● Requirements: Find and copy lines holding "right".

----

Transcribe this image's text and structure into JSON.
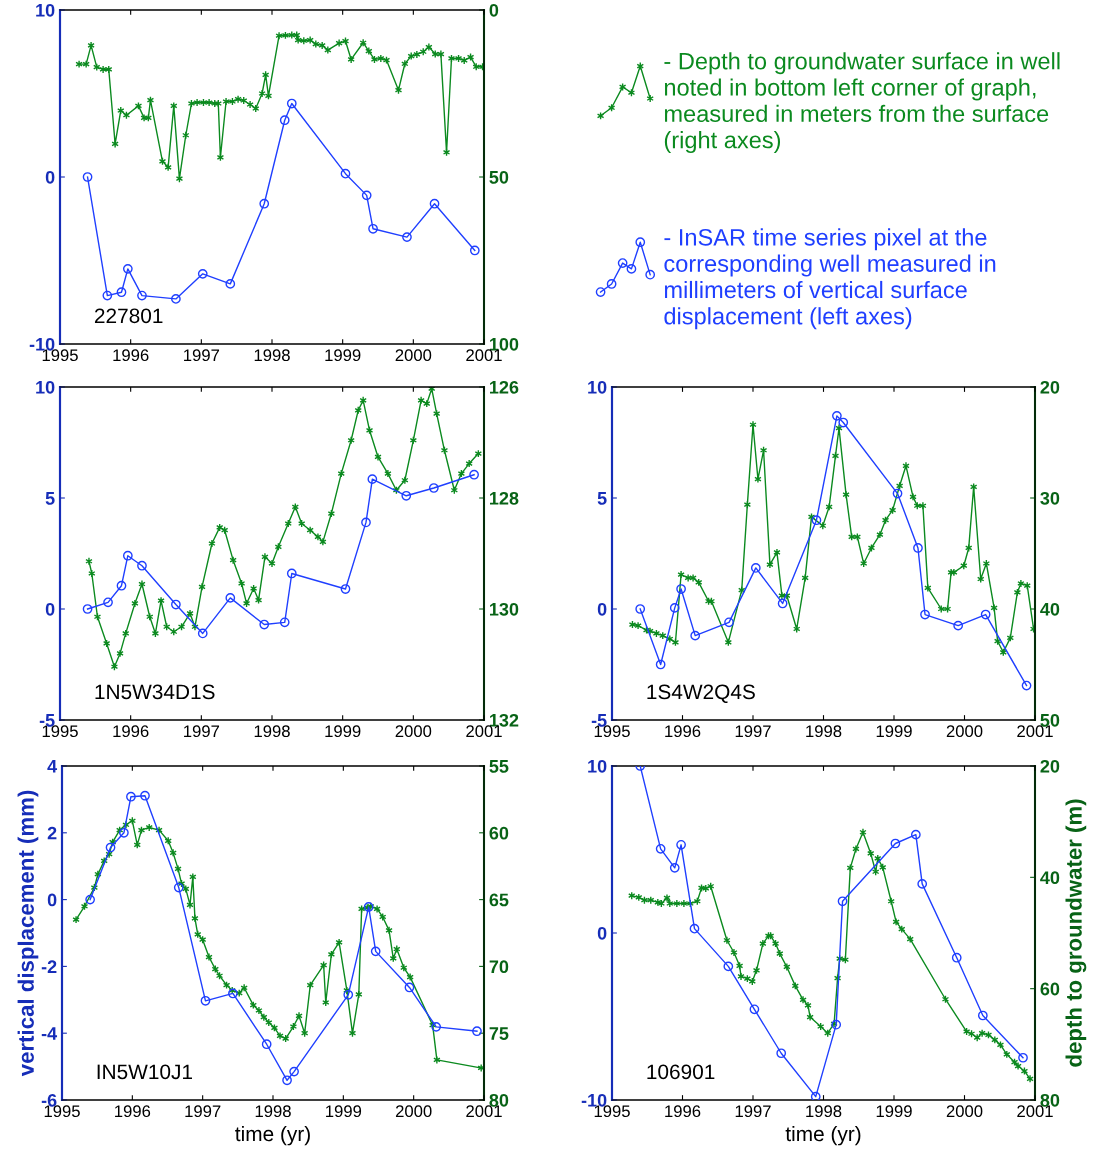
{
  "chart_data": [
    {
      "type": "line",
      "annotations": [
        "227801"
      ],
      "legend": "right",
      "xlim": [
        1995,
        2001
      ],
      "xticks": [
        1995,
        1996,
        1997,
        1998,
        1999,
        2000,
        2001
      ],
      "ylim": [
        -10,
        10
      ],
      "yticks": [
        -10,
        0,
        10
      ],
      "y2lim": [
        100,
        0
      ],
      "y2ticks": [
        0,
        50,
        100
      ],
      "grid": false,
      "series": [
        {
          "name": "- Depth to groundwater surface in well noted in bottom left corner of graph, measured in meters from the surface (right axes)",
          "color": "#0b8a1f",
          "axis": "y2",
          "marker": "cross",
          "x": [
            1995.27,
            1995.37,
            1995.44,
            1995.52,
            1995.61,
            1995.69,
            1995.78,
            1995.86,
            1995.94,
            1996.11,
            1996.19,
            1996.25,
            1996.28,
            1996.45,
            1996.53,
            1996.61,
            1996.69,
            1996.78,
            1996.86,
            1996.94,
            1997.03,
            1997.11,
            1997.19,
            1997.24,
            1997.27,
            1997.35,
            1997.44,
            1997.52,
            1997.6,
            1997.69,
            1997.77,
            1997.86,
            1997.91,
            1997.95,
            1998.1,
            1998.19,
            1998.28,
            1998.35,
            1998.37,
            1998.45,
            1998.54,
            1998.62,
            1998.71,
            1998.79,
            1998.95,
            1999.04,
            1999.12,
            1999.29,
            1999.37,
            1999.45,
            1999.54,
            1999.62,
            1999.79,
            1999.88,
            1999.97,
            2000.05,
            2000.14,
            2000.22,
            2000.31,
            2000.39,
            2000.47,
            2000.54,
            2000.64,
            2000.72,
            2000.81,
            2000.89,
            2000.98
          ],
          "values": [
            16.2,
            16.2,
            10.6,
            17.1,
            17.8,
            17.8,
            40.1,
            30.1,
            31.5,
            28.7,
            32.3,
            32.3,
            27,
            45.3,
            47.1,
            28.7,
            50.5,
            37.5,
            28,
            27.7,
            27.7,
            27.7,
            28,
            28,
            44.1,
            27.4,
            27.4,
            26.7,
            27.1,
            28.3,
            29.5,
            25,
            19.4,
            25.7,
            7.7,
            7.6,
            7.5,
            7.5,
            9,
            9.2,
            9,
            10.2,
            10.6,
            12,
            9.9,
            9.3,
            14.8,
            9.8,
            12.3,
            14.8,
            14.5,
            15,
            24,
            16.1,
            13.8,
            13.3,
            12.5,
            11.1,
            13.2,
            13.2,
            42.6,
            14.5,
            14.5,
            15.1,
            14.1,
            17,
            17
          ]
        },
        {
          "name": "- InSAR time series pixel at the corresponding well measured in millimeters of vertical surface displacement (left axes)",
          "color": "#1f3fff",
          "axis": "y",
          "marker": "circle",
          "x": [
            1995.39,
            1995.67,
            1995.87,
            1995.96,
            1996.16,
            1996.64,
            1997.02,
            1997.41,
            1997.89,
            1998.18,
            1998.28,
            1999.04,
            1999.34,
            1999.43,
            1999.91,
            2000.3,
            2000.87
          ],
          "values": [
            0,
            -7.1,
            -6.9,
            -5.5,
            -7.1,
            -7.3,
            -5.8,
            -6.4,
            -1.6,
            3.4,
            4.4,
            0.2,
            -1.1,
            -3.1,
            -3.6,
            -1.6,
            -4.4
          ]
        }
      ]
    },
    {
      "type": "line",
      "annotations": [
        "1N5W34D1S"
      ],
      "xlim": [
        1995,
        2001
      ],
      "xticks": [
        1995,
        1996,
        1997,
        1998,
        1999,
        2000,
        2001
      ],
      "ylim": [
        -5,
        10
      ],
      "yticks": [
        -5,
        0,
        5,
        10
      ],
      "y2lim": [
        132,
        126
      ],
      "y2ticks": [
        126,
        128,
        130,
        132
      ],
      "grid": false,
      "series": [
        {
          "color": "#0b8a1f",
          "axis": "y2",
          "marker": "cross",
          "x": [
            1995.41,
            1995.45,
            1995.53,
            1995.66,
            1995.77,
            1995.85,
            1995.93,
            1996.06,
            1996.16,
            1996.27,
            1996.35,
            1996.43,
            1996.51,
            1996.61,
            1996.72,
            1996.84,
            1996.91,
            1997.01,
            1997.15,
            1997.26,
            1997.33,
            1997.45,
            1997.57,
            1997.64,
            1997.74,
            1997.81,
            1997.9,
            1998.0,
            1998.09,
            1998.23,
            1998.33,
            1998.42,
            1998.54,
            1998.65,
            1998.72,
            1998.84,
            1998.98,
            1999.12,
            1999.22,
            1999.29,
            1999.38,
            1999.5,
            1999.64,
            1999.76,
            1999.88,
            2000.0,
            2000.11,
            2000.19,
            2000.26,
            2000.33,
            2000.44,
            2000.58,
            2000.68,
            2000.79,
            2000.92
          ],
          "values": [
            129.14,
            129.36,
            130.14,
            130.62,
            131.04,
            130.8,
            130.44,
            129.9,
            129.55,
            130.14,
            130.44,
            129.85,
            130.32,
            130.41,
            130.32,
            130.08,
            130.32,
            129.6,
            128.82,
            128.53,
            128.58,
            129.12,
            129.54,
            129.9,
            129.63,
            129.84,
            129.06,
            129.18,
            128.88,
            128.46,
            128.16,
            128.46,
            128.58,
            128.7,
            128.79,
            128.28,
            127.56,
            126.96,
            126.42,
            126.24,
            126.78,
            127.26,
            127.56,
            127.86,
            127.68,
            126.96,
            126.24,
            126.3,
            126.03,
            126.48,
            127.14,
            127.86,
            127.56,
            127.38,
            127.2
          ]
        },
        {
          "color": "#1f3fff",
          "axis": "y",
          "marker": "circle",
          "x": [
            1995.39,
            1995.68,
            1995.87,
            1995.96,
            1996.16,
            1996.64,
            1997.02,
            1997.41,
            1997.89,
            1998.18,
            1998.28,
            1999.04,
            1999.33,
            1999.42,
            1999.9,
            2000.29,
            2000.86
          ],
          "values": [
            0,
            0.3,
            1.05,
            2.4,
            1.95,
            0.2,
            -1.1,
            0.5,
            -0.7,
            -0.6,
            1.6,
            0.9,
            3.9,
            5.85,
            5.1,
            5.45,
            6.05
          ]
        }
      ]
    },
    {
      "type": "line",
      "annotations": [
        "1S4W2Q4S"
      ],
      "xlim": [
        1995,
        2001
      ],
      "xticks": [
        1995,
        1996,
        1997,
        1998,
        1999,
        2000,
        2001
      ],
      "ylim": [
        -5,
        10
      ],
      "yticks": [
        -5,
        0,
        5,
        10
      ],
      "y2lim": [
        50,
        20
      ],
      "y2ticks": [
        20,
        30,
        40,
        50
      ],
      "grid": false,
      "series": [
        {
          "color": "#0b8a1f",
          "axis": "y2",
          "marker": "cross",
          "x": [
            1995.29,
            1995.37,
            1995.49,
            1995.54,
            1995.63,
            1995.72,
            1995.82,
            1995.9,
            1995.98,
            1996.08,
            1996.15,
            1996.23,
            1996.37,
            1996.41,
            1996.65,
            1996.84,
            1996.92,
            1997.0,
            1997.07,
            1997.15,
            1997.24,
            1997.34,
            1997.41,
            1997.48,
            1997.62,
            1997.74,
            1997.83,
            1997.99,
            1998.08,
            1998.17,
            1998.22,
            1998.32,
            1998.4,
            1998.48,
            1998.57,
            1998.68,
            1998.8,
            1998.88,
            1998.98,
            1999.08,
            1999.17,
            1999.27,
            1999.33,
            1999.41,
            1999.48,
            1999.67,
            1999.76,
            1999.81,
            1999.85,
            1999.99,
            2000.06,
            2000.13,
            2000.23,
            2000.31,
            2000.42,
            2000.47,
            2000.55,
            2000.65,
            2000.75,
            2000.8,
            2000.89,
            2000.98
          ],
          "values": [
            41.4,
            41.5,
            41.9,
            42.0,
            42.2,
            42.4,
            42.7,
            43.0,
            36.9,
            37.2,
            37.2,
            37.6,
            39.3,
            39.3,
            43.0,
            38.3,
            30.6,
            23.4,
            28.3,
            25.7,
            36.0,
            34.9,
            38.8,
            38.8,
            41.8,
            37.2,
            31.7,
            32.5,
            30.8,
            26.2,
            23.7,
            29.7,
            33.5,
            33.5,
            35.9,
            34.5,
            33.3,
            32.0,
            31.1,
            28.9,
            27.1,
            29.9,
            30.7,
            30.7,
            38.1,
            40.0,
            40.0,
            36.7,
            36.7,
            36.1,
            34.5,
            29.0,
            37.3,
            35.9,
            39.9,
            42.9,
            43.9,
            42.6,
            38.5,
            37.7,
            37.9,
            41.8
          ]
        },
        {
          "color": "#1f3fff",
          "axis": "y",
          "marker": "circle",
          "x": [
            1995.4,
            1995.69,
            1995.89,
            1995.98,
            1996.18,
            1996.66,
            1997.04,
            1997.42,
            1997.9,
            1998.19,
            1998.28,
            1999.05,
            1999.34,
            1999.44,
            1999.91,
            2000.3,
            2000.88
          ],
          "values": [
            0,
            -2.5,
            0.05,
            0.9,
            -1.2,
            -0.6,
            1.85,
            0.25,
            4.0,
            8.7,
            8.4,
            5.2,
            2.75,
            -0.25,
            -0.75,
            -0.25,
            -3.45
          ]
        }
      ]
    },
    {
      "type": "line",
      "annotations": [
        "IN5W10J1"
      ],
      "xlabel": "time (yr)",
      "ylabel": "vertical displacement (mm)",
      "xlim": [
        1995,
        2001
      ],
      "xticks": [
        1995,
        1996,
        1997,
        1998,
        1999,
        2000,
        2001
      ],
      "ylim": [
        -6,
        4
      ],
      "yticks": [
        -6,
        -4,
        -2,
        0,
        2,
        4
      ],
      "y2lim": [
        80,
        55
      ],
      "y2ticks": [
        55,
        60,
        65,
        70,
        75,
        80
      ],
      "grid": false,
      "series": [
        {
          "color": "#0b8a1f",
          "axis": "y2",
          "marker": "cross",
          "x": [
            1995.2,
            1995.32,
            1995.46,
            1995.51,
            1995.6,
            1995.67,
            1995.72,
            1995.82,
            1995.91,
            1996.0,
            1996.07,
            1996.13,
            1996.24,
            1996.38,
            1996.51,
            1996.58,
            1996.65,
            1996.7,
            1996.76,
            1996.82,
            1996.86,
            1996.89,
            1996.93,
            1997.0,
            1997.09,
            1997.18,
            1997.24,
            1997.34,
            1997.42,
            1997.52,
            1997.59,
            1997.72,
            1997.8,
            1997.87,
            1997.94,
            1998.02,
            1998.1,
            1998.18,
            1998.29,
            1998.37,
            1998.45,
            1998.53,
            1998.72,
            1998.75,
            1998.83,
            1998.94,
            1999.05,
            1999.13,
            1999.22,
            1999.26,
            1999.34,
            1999.39,
            1999.48,
            1999.56,
            1999.65,
            1999.71,
            1999.76,
            1999.86,
            1999.95,
            2000.27,
            2000.33,
            2000.96
          ],
          "values": [
            66.5,
            65.5,
            64.1,
            63.1,
            62.1,
            61.6,
            60.7,
            59.8,
            59.4,
            59.1,
            60.9,
            59.8,
            59.6,
            59.8,
            60.6,
            61.5,
            62.7,
            63.8,
            64.2,
            65.4,
            63.3,
            66.4,
            67.6,
            68.0,
            69.3,
            70.2,
            70.7,
            71.4,
            71.8,
            72.0,
            71.6,
            72.9,
            73.3,
            73.8,
            74.2,
            74.6,
            75.2,
            75.4,
            74.5,
            73.7,
            75.0,
            71.4,
            69.9,
            72.7,
            69.1,
            68.2,
            71.8,
            75.0,
            72.1,
            65.7,
            65.6,
            65.5,
            65.7,
            66.3,
            67.3,
            69.4,
            68.7,
            70.1,
            70.8,
            74.4,
            77.0,
            77.6
          ]
        },
        {
          "color": "#1f3fff",
          "axis": "y",
          "marker": "circle",
          "x": [
            1995.4,
            1995.69,
            1995.88,
            1995.98,
            1996.18,
            1996.66,
            1997.04,
            1997.43,
            1997.91,
            1998.2,
            1998.3,
            1999.07,
            1999.36,
            1999.46,
            1999.94,
            2000.32,
            2000.9
          ],
          "values": [
            0,
            1.56,
            2.0,
            3.08,
            3.11,
            0.36,
            -3.03,
            -2.81,
            -4.33,
            -5.41,
            -5.15,
            -2.85,
            -0.22,
            -1.55,
            -2.63,
            -3.81,
            -3.94
          ]
        }
      ]
    },
    {
      "type": "line",
      "annotations": [
        "106901"
      ],
      "xlabel": "time (yr)",
      "y2label": "depth to groundwater (m)",
      "xlim": [
        1995,
        2001
      ],
      "xticks": [
        1995,
        1996,
        1997,
        1998,
        1999,
        2000,
        2001
      ],
      "ylim": [
        -10,
        10
      ],
      "yticks": [
        -10,
        0,
        10
      ],
      "y2lim": [
        80,
        20
      ],
      "y2ticks": [
        20,
        40,
        60,
        80
      ],
      "grid": false,
      "series": [
        {
          "color": "#0b8a1f",
          "axis": "y2",
          "marker": "cross",
          "x": [
            1995.28,
            1995.38,
            1995.46,
            1995.55,
            1995.65,
            1995.7,
            1995.78,
            1995.82,
            1995.92,
            1996.02,
            1996.11,
            1996.21,
            1996.27,
            1996.33,
            1996.4,
            1996.63,
            1996.73,
            1996.81,
            1996.83,
            1996.92,
            1996.99,
            1997.05,
            1997.14,
            1997.22,
            1997.25,
            1997.32,
            1997.38,
            1997.48,
            1997.6,
            1997.71,
            1997.78,
            1997.81,
            1997.96,
            1998.06,
            1998.15,
            1998.2,
            1998.23,
            1998.31,
            1998.38,
            1998.46,
            1998.56,
            1998.67,
            1998.74,
            1998.77,
            1998.84,
            1998.96,
            1999.03,
            1999.11,
            1999.23,
            1999.73,
            2000.03,
            2000.1,
            2000.18,
            2000.25,
            2000.34,
            2000.43,
            2000.51,
            2000.6,
            2000.71,
            2000.76,
            2000.85,
            2000.93
          ],
          "values": [
            43.3,
            43.6,
            44.1,
            44.1,
            44.5,
            44.7,
            43.7,
            44.7,
            44.7,
            44.7,
            44.7,
            44.3,
            41.9,
            42.0,
            41.6,
            51.3,
            53.5,
            55.9,
            57.8,
            58.2,
            58.7,
            56.7,
            51.9,
            50.5,
            50.5,
            51.9,
            53.7,
            56.1,
            59.5,
            62.0,
            63.0,
            65.1,
            66.8,
            68.0,
            66.3,
            58.1,
            54.6,
            54.8,
            38.3,
            34.9,
            31.9,
            35.7,
            39.0,
            36.6,
            38.2,
            44.3,
            48.0,
            49.3,
            51.1,
            61.9,
            67.7,
            68.1,
            68.8,
            68.0,
            68.3,
            69.2,
            70.1,
            71.8,
            73.2,
            73.9,
            74.8,
            76.2
          ]
        },
        {
          "color": "#1f3fff",
          "axis": "y",
          "marker": "circle",
          "x": [
            1995.4,
            1995.69,
            1995.89,
            1995.98,
            1996.17,
            1996.65,
            1997.02,
            1997.4,
            1997.89,
            1998.18,
            1998.27,
            1999.02,
            1999.31,
            1999.4,
            1999.89,
            2000.26,
            2000.83
          ],
          "values": [
            10.0,
            5.04,
            3.9,
            5.28,
            0.26,
            -2.0,
            -4.57,
            -7.2,
            -9.8,
            -5.49,
            1.9,
            5.36,
            5.89,
            2.94,
            -1.48,
            -4.94,
            -7.47
          ]
        }
      ]
    }
  ]
}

----

● Solution below:
      "legend": "right",
          "name": "- Depth to groundwater surface in well noted in bottom left corner of graph, measured in meters from the surface (right axes)",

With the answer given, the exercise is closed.